*Materials provided*.

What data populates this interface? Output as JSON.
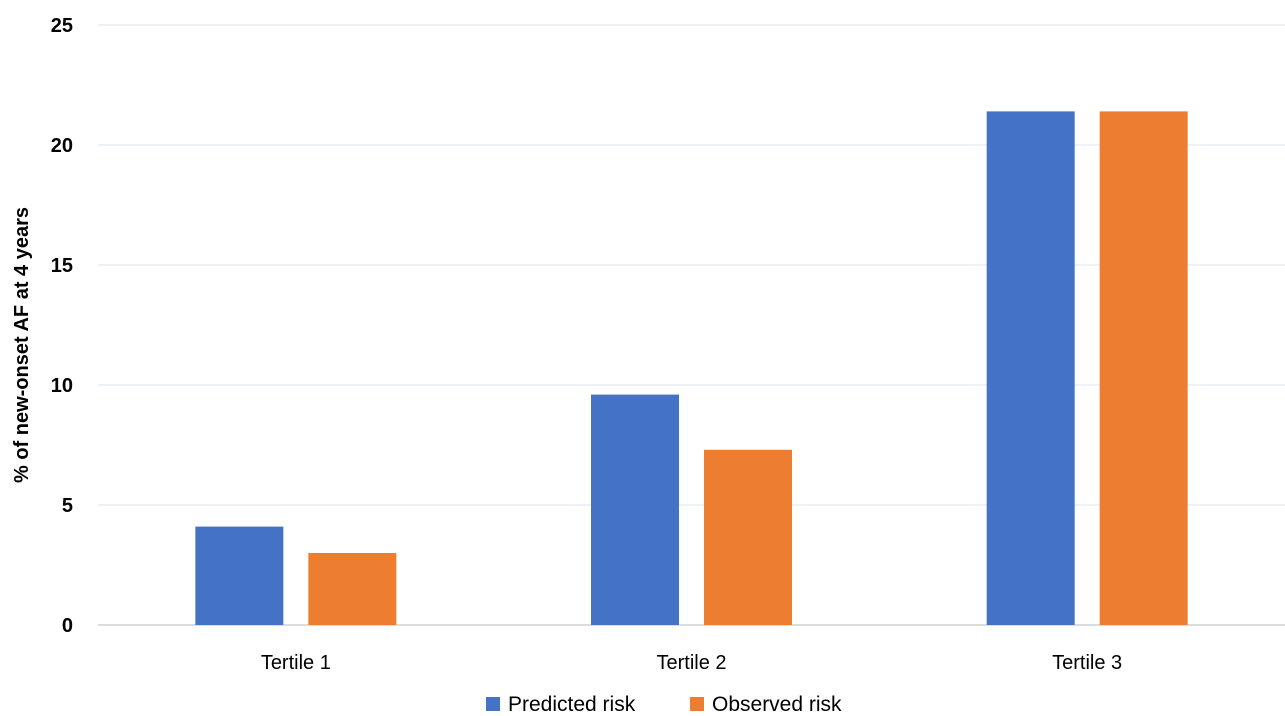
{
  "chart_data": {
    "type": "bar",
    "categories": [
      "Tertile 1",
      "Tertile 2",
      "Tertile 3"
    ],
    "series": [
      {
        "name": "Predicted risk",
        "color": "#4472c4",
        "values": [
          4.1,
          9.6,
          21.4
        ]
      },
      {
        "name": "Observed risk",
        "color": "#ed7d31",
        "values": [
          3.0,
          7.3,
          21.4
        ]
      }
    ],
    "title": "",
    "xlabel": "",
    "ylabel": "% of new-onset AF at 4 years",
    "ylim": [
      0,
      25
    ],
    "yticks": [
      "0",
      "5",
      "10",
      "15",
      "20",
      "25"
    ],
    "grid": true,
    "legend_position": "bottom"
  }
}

*Given exercise*. Copy each line in the data that holds the word "risk".

*Answer to this problem*.
        "name": "Predicted risk",
        "name": "Observed risk",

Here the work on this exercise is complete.